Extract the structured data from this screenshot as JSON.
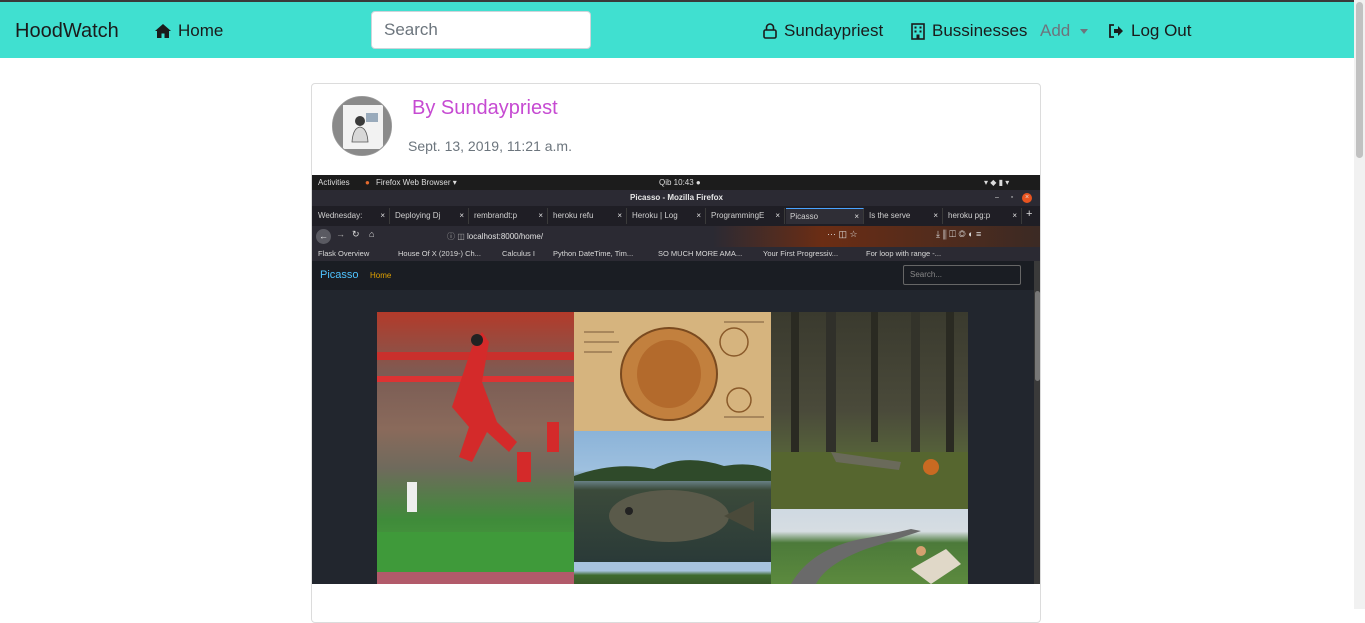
{
  "navbar": {
    "brand": "HoodWatch",
    "home": "Home",
    "search_placeholder": "Search",
    "user": "Sundaypriest",
    "businesses": "Bussinesses",
    "add": "Add",
    "logout": "Log Out",
    "bg_color": "#40e0d0"
  },
  "post": {
    "author": "By Sundaypriest",
    "date": "Sept. 13, 2019, 11:21 a.m.",
    "author_color": "#c64ad2"
  },
  "embedded_screenshot": {
    "system_bar": {
      "activities": "Activities",
      "app": "Firefox Web Browser ▾",
      "clock": "Qib 10:43 ●"
    },
    "window_title": "Picasso - Mozilla Firefox",
    "tabs": [
      "Wednesday:",
      "Deploying Dj",
      "rembrandt:p",
      "heroku refu",
      "Heroku | Log",
      "ProgrammingE",
      "Picasso",
      "Is the serve",
      "heroku pg:p"
    ],
    "active_tab": 6,
    "url": "localhost:8000/home/",
    "bookmarks": [
      "Flask Overview",
      "House Of X (2019-) Ch...",
      "Calculus I",
      "Python DateTime, Tim...",
      "SO MUCH MORE AMA...",
      "Your First Progressiv...",
      "For loop with range -..."
    ],
    "site": {
      "brand": "Picasso",
      "home": "Home",
      "search_placeholder": "Search..."
    }
  },
  "icons": {
    "home": "home-icon",
    "user": "user-icon",
    "businesses": "building-icon",
    "logout": "sign-out-icon"
  }
}
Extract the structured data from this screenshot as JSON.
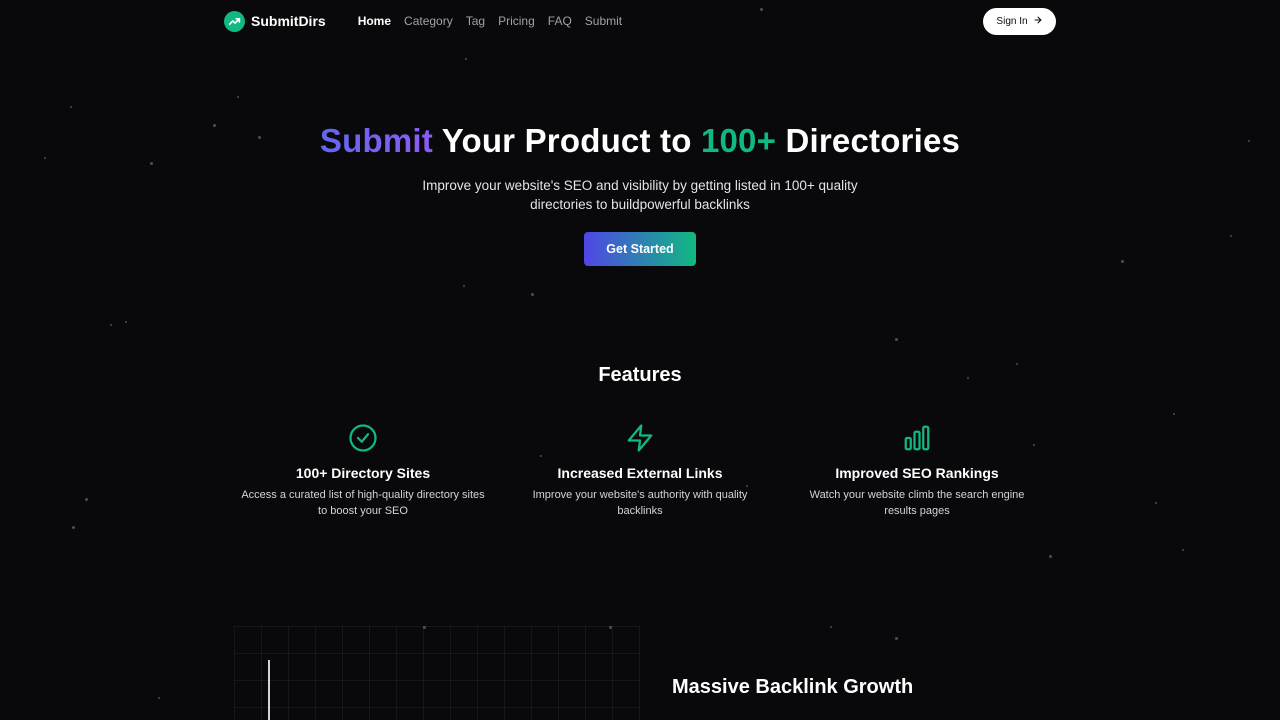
{
  "header": {
    "brand": "SubmitDirs",
    "nav": [
      {
        "label": "Home",
        "active": true
      },
      {
        "label": "Category",
        "active": false
      },
      {
        "label": "Tag",
        "active": false
      },
      {
        "label": "Pricing",
        "active": false
      },
      {
        "label": "FAQ",
        "active": false
      },
      {
        "label": "Submit",
        "active": false
      }
    ],
    "signin_label": "Sign In"
  },
  "hero": {
    "title_part1": "Submit",
    "title_part2": " Your Product to ",
    "title_part3": "100+",
    "title_part4": " Directories",
    "subtitle": "Improve your website's SEO and visibility by getting listed in 100+ quality directories to buildpowerful backlinks",
    "cta_label": "Get Started"
  },
  "features": {
    "title": "Features",
    "items": [
      {
        "icon": "check-circle-icon",
        "title": "100+ Directory Sites",
        "desc": "Access a curated list of high-quality directory sites to boost your SEO"
      },
      {
        "icon": "lightning-icon",
        "title": "Increased External Links",
        "desc": "Improve your website's authority with quality backlinks"
      },
      {
        "icon": "bar-chart-icon",
        "title": "Improved SEO Rankings",
        "desc": "Watch your website climb the search engine results pages"
      }
    ]
  },
  "growth": {
    "title": "Massive Backlink Growth"
  },
  "colors": {
    "background": "#09090b",
    "accent_green": "#10b981",
    "accent_indigo": "#4f46e5"
  }
}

+ + +

Find every line in the records above that contains the word "quality", and copy each one.

    "subtitle": "Improve your website's SEO and visibility by getting listed in 100+ quality directories to buildpowerful backlinks",
        "desc": "Access a curated list of high-quality directory sites to boost your SEO"
        "desc": "Improve your website's authority with quality backlinks"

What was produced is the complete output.